[Selected extract]

_ _ _ _

---
title: "Exogenous dyadic covariates"
author: "Francisco Richter"
output: rmarkdown::html_vignette
vignette: >
  %\VignetteIndexEntry{Exogenous dyadic covariates}
  %\VignetteEngine{knitr::rmarkdown}
  %\VignetteEncoding{UTF-8}
---

```{r setup, include=FALSE}
knitr::opts_chunk$set(
    collapse = TRUE,
    comment = "#>",
    fig.width = 6,
    fig.height = 4
)
```

```{r}
library(amorem)
```

Exogenous information — such as geographic distance between actors — can
drive the rate at which relational events occur.  `amorem` supports this
through the `contribution_logits` argument of `simulate_relational_events()`,
which accepts any sender × receiver matrix of log-intensities.

## US state distance matrix

The package ships a 56 × 56 distance matrix (in metres) between US states
and territories.  We load it and transform to a log-scale:

```{r}
data("dist_matrix", package = "amorem")

# log-transform to compress the range
dist_log <- log(dist_matrix / 100000 + 1)
```

## Defining a non-linear effect

Following the issue description, the true effect of distance on the
log-rate is a smooth, non-linear function:

$$f(d) = \sin\!\bigl(-d / 1.5\bigr)$$

where $d$ is the log-transformed distance.

_ _ _ _

[What this task involves] Return the entire vignette on exogenous dyadic covariates, reproducing it exactly. The rows have nothing to do with this.

Saved data entries:
_ _ _ _

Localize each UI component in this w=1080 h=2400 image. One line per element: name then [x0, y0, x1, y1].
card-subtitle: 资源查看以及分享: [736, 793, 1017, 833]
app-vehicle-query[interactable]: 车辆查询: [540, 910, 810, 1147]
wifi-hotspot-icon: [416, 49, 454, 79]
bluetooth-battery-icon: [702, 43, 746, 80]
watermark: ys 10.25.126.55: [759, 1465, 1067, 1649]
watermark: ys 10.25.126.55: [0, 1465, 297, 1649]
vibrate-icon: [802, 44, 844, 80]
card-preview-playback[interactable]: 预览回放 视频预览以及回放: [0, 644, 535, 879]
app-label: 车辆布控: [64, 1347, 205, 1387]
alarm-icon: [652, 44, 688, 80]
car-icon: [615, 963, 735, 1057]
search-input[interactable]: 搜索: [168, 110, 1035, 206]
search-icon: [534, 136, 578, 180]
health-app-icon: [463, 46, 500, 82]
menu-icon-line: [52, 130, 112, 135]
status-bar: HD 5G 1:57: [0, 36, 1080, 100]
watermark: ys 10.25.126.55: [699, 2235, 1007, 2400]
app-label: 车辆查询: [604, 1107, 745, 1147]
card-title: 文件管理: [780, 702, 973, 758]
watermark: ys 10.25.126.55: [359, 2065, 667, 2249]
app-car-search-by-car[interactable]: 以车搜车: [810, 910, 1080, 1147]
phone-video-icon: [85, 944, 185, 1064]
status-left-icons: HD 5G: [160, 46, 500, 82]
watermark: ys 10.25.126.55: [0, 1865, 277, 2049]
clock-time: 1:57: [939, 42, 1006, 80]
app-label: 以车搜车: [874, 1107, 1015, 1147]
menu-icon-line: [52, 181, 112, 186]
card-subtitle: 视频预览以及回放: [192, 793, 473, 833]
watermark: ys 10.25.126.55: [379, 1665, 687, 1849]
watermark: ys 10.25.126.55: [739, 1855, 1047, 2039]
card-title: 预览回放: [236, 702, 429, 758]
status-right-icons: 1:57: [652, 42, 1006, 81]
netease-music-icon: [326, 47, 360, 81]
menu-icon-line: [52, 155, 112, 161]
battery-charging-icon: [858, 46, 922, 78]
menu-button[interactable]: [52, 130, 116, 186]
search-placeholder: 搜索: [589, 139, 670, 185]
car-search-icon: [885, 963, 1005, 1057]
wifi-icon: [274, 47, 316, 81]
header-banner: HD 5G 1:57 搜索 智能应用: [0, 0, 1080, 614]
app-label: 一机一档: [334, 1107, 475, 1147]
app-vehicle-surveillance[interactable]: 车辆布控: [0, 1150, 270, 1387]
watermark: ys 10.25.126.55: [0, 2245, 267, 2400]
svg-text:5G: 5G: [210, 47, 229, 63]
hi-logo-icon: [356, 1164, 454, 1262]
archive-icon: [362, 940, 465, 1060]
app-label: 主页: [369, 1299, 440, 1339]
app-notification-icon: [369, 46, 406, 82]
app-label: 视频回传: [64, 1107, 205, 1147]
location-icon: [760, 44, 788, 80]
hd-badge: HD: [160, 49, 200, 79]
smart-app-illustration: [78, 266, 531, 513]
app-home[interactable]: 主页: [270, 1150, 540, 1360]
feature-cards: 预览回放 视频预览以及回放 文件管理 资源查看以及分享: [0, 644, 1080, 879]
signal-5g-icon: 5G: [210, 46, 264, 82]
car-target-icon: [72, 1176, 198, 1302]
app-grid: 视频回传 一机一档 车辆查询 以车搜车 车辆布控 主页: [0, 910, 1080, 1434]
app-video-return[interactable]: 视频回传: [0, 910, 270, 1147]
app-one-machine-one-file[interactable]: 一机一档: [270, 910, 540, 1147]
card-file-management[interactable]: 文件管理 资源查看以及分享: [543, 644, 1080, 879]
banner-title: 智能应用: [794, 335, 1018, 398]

_ _ _ _

[Answer to the exercise]
---
title: "Exogenous dyadic covariates"
author: "Francisco Richter"
output: rmarkdown::html_vignette
vignette: >
  %\VignetteIndexEntry{Exogenous dyadic covariates}
  %\VignetteEngine{knitr::rmarkdown}
  %\VignetteEncoding{UTF-8}
---

```{r setup, include=FALSE}
knitr::opts_chunk$set(
    collapse = TRUE,
    comment = "#>",
    fig.width = 6,
    fig.height = 4
)
```

```{r}
library(amorem)
```

Exogenous information — such as geographic distance between actors — can
drive the rate at which relational events occur.  `amorem` supports this
through the `contribution_logits` argument of `simulate_relational_events()`,
which accepts any sender × receiver matrix of log-intensities.

## US state distance matrix

The package ships a 56 × 56 distance matrix (in metres) between US states
and territories.  We load it and transform to a log-scale:

```{r}
data("dist_matrix", package = "amorem")

# log-transform to compress the range
dist_log <- log(dist_matrix / 100000 + 1)
```

## Defining a non-linear effect

Following the issue description, the true effect of distance on the
log-rate is a smooth, non-linear function:

$$f(d) = \sin\!\bigl(-d / 1.5\bigr)$$

where $d$ is the log-transformed distance.